**STATED PROBLEM**
Output every line of the data exactly as it appears.

**DATASET RECORDS**
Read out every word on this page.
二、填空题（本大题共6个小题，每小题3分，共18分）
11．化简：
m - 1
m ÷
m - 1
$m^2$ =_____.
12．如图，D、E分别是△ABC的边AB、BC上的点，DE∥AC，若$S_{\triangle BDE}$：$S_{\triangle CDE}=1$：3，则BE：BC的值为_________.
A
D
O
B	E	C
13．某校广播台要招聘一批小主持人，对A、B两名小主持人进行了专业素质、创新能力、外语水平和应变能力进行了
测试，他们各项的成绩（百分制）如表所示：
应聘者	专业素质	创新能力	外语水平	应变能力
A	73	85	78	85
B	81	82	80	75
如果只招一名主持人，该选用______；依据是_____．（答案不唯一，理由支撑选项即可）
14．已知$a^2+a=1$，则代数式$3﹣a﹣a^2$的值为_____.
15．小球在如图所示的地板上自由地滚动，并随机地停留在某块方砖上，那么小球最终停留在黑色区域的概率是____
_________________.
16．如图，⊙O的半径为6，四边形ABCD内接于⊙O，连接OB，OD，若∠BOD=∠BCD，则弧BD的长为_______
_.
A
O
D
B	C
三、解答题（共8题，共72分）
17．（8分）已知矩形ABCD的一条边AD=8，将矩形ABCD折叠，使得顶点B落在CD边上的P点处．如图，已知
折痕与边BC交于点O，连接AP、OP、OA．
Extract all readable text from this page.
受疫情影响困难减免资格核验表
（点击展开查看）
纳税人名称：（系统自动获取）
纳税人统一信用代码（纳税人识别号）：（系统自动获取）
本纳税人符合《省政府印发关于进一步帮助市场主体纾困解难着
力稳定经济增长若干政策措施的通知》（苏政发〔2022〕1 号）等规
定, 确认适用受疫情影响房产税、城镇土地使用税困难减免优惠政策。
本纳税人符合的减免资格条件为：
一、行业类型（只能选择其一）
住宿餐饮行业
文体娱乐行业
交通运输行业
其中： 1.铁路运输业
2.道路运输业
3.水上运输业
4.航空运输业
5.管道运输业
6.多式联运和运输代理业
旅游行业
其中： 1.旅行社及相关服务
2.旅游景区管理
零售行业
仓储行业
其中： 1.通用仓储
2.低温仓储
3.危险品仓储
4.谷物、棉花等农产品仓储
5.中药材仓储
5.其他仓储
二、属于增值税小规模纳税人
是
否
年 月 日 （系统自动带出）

**RESULT FOR THIS TASK**
Read out every word on this page.
二、填空题（本大题共6个小题，每小题3分，共18分）
11．化简：
m - 1
m ÷
m - 1
$m^2$ =_____.
12．如图，D、E分别是△ABC的边AB、BC上的点，DE∥AC，若$S_{\triangle BDE}$：$S_{\triangle CDE}=1$：3，则BE：BC的值为_________.
A
D
O
B	E	C
13．某校广播台要招聘一批小主持人，对A、B两名小主持人进行了专业素质、创新能力、外语水平和应变能力进行了
测试，他们各项的成绩（百分制）如表所示：
应聘者	专业素质	创新能力	外语水平	应变能力
A	73	85	78	85
B	81	82	80	75
如果只招一名主持人，该选用______；依据是_____．（答案不唯一，理由支撑选项即可）
14．已知$a^2+a=1$，则代数式$3﹣a﹣a^2$的值为_____.
15．小球在如图所示的地板上自由地滚动，并随机地停留在某块方砖上，那么小球最终停留在黑色区域的概率是____
_________________.
16．如图，⊙O的半径为6，四边形ABCD内接于⊙O，连接OB，OD，若∠BOD=∠BCD，则弧BD的长为_______
_.
A
O
D
B	C
三、解答题（共8题，共72分）
17．（8分）已知矩形ABCD的一条边AD=8，将矩形ABCD折叠，使得顶点B落在CD边上的P点处．如图，已知
折痕与边BC交于点O，连接AP、OP、OA．
Extract all readable text from this page.
受疫情影响困难减免资格核验表
（点击展开查看）
纳税人名称：（系统自动获取）
纳税人统一信用代码（纳税人识别号）：（系统自动获取）
本纳税人符合《省政府印发关于进一步帮助市场主体纾困解难着
力稳定经济增长若干政策措施的通知》（苏政发〔2022〕1 号）等规
定, 确认适用受疫情影响房产税、城镇土地使用税困难减免优惠政策。
本纳税人符合的减免资格条件为：
一、行业类型（只能选择其一）
住宿餐饮行业
文体娱乐行业
交通运输行业
其中： 1.铁路运输业
2.道路运输业
3.水上运输业
4.航空运输业
5.管道运输业
6.多式联运和运输代理业
旅游行业
其中： 1.旅行社及相关服务
2.旅游景区管理
零售行业
仓储行业
其中： 1.通用仓储
2.低温仓储
3.危险品仓储
4.谷物、棉花等农产品仓储
5.中药材仓储
5.其他仓储
二、属于增值税小规模纳税人
是
否
年 月 日 （系统自动带出）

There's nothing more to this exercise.